Collection entries
········

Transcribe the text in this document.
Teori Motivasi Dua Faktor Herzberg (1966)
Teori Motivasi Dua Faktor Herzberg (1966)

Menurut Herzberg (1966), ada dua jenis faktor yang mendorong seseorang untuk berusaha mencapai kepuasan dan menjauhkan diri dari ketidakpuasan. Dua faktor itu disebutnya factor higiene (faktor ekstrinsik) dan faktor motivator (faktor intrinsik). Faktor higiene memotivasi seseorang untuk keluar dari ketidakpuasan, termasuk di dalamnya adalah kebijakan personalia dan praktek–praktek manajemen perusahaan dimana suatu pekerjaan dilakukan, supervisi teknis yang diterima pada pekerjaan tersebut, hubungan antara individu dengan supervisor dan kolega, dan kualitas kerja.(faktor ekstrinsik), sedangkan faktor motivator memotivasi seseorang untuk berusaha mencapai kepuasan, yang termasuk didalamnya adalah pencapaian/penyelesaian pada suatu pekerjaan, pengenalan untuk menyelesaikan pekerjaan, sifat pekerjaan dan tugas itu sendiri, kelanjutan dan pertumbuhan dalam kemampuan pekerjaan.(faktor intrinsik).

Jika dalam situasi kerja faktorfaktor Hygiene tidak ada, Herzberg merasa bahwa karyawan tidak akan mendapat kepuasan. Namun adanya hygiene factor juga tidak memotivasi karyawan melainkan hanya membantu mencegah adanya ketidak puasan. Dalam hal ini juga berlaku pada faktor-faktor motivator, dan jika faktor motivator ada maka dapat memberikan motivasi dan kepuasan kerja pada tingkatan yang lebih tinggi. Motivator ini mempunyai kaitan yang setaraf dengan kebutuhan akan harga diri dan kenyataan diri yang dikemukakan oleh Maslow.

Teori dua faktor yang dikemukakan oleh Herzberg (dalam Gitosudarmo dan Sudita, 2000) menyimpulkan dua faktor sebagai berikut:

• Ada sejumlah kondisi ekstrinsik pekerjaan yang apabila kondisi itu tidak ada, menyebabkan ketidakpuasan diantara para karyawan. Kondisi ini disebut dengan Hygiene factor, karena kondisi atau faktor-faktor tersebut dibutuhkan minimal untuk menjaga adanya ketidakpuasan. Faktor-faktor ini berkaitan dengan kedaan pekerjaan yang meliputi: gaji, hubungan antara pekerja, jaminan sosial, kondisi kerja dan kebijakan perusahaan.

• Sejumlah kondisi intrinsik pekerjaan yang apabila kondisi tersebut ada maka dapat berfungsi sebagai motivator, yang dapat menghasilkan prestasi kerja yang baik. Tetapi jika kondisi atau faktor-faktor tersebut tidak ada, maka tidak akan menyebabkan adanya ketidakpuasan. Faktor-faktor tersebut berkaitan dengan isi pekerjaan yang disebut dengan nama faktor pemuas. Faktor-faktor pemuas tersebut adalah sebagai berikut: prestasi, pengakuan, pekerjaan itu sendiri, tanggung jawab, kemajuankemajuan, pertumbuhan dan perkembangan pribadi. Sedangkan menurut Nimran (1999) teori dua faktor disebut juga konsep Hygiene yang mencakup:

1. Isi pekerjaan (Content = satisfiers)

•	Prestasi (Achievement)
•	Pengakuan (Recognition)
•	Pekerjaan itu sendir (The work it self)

········

Exercise:
Repeat the data verbatim.

Task result:
Transcribe the text in this document.
Teori Motivasi Dua Faktor Herzberg (1966)
Teori Motivasi Dua Faktor Herzberg (1966)

Menurut Herzberg (1966), ada dua jenis faktor yang mendorong seseorang untuk berusaha mencapai kepuasan dan menjauhkan diri dari ketidakpuasan. Dua faktor itu disebutnya factor higiene (faktor ekstrinsik) dan faktor motivator (faktor intrinsik). Faktor higiene memotivasi seseorang untuk keluar dari ketidakpuasan, termasuk di dalamnya adalah kebijakan personalia dan praktek–praktek manajemen perusahaan dimana suatu pekerjaan dilakukan, supervisi teknis yang diterima pada pekerjaan tersebut, hubungan antara individu dengan supervisor dan kolega, dan kualitas kerja.(faktor ekstrinsik), sedangkan faktor motivator memotivasi seseorang untuk berusaha mencapai kepuasan, yang termasuk didalamnya adalah pencapaian/penyelesaian pada suatu pekerjaan, pengenalan untuk menyelesaikan pekerjaan, sifat pekerjaan dan tugas itu sendiri, kelanjutan dan pertumbuhan dalam kemampuan pekerjaan.(faktor intrinsik).

Jika dalam situasi kerja faktorfaktor Hygiene tidak ada, Herzberg merasa bahwa karyawan tidak akan mendapat kepuasan. Namun adanya hygiene factor juga tidak memotivasi karyawan melainkan hanya membantu mencegah adanya ketidak puasan. Dalam hal ini juga berlaku pada faktor-faktor motivator, dan jika faktor motivator ada maka dapat memberikan motivasi dan kepuasan kerja pada tingkatan yang lebih tinggi. Motivator ini mempunyai kaitan yang setaraf dengan kebutuhan akan harga diri dan kenyataan diri yang dikemukakan oleh Maslow.

Teori dua faktor yang dikemukakan oleh Herzberg (dalam Gitosudarmo dan Sudita, 2000) menyimpulkan dua faktor sebagai berikut:

• Ada sejumlah kondisi ekstrinsik pekerjaan yang apabila kondisi itu tidak ada, menyebabkan ketidakpuasan diantara para karyawan. Kondisi ini disebut dengan Hygiene factor, karena kondisi atau faktor-faktor tersebut dibutuhkan minimal untuk menjaga adanya ketidakpuasan. Faktor-faktor ini berkaitan dengan kedaan pekerjaan yang meliputi: gaji, hubungan antara pekerja, jaminan sosial, kondisi kerja dan kebijakan perusahaan.

• Sejumlah kondisi intrinsik pekerjaan yang apabila kondisi tersebut ada maka dapat berfungsi sebagai motivator, yang dapat menghasilkan prestasi kerja yang baik. Tetapi jika kondisi atau faktor-faktor tersebut tidak ada, maka tidak akan menyebabkan adanya ketidakpuasan. Faktor-faktor tersebut berkaitan dengan isi pekerjaan yang disebut dengan nama faktor pemuas. Faktor-faktor pemuas tersebut adalah sebagai berikut: prestasi, pengakuan, pekerjaan itu sendiri, tanggung jawab, kemajuankemajuan, pertumbuhan dan perkembangan pribadi. Sedangkan menurut Nimran (1999) teori dua faktor disebut juga konsep Hygiene yang mencakup:

1. Isi pekerjaan (Content = satisfiers)

•	Prestasi (Achievement)
•	Pengakuan (Recognition)
•	Pekerjaan itu sendir (The work it self)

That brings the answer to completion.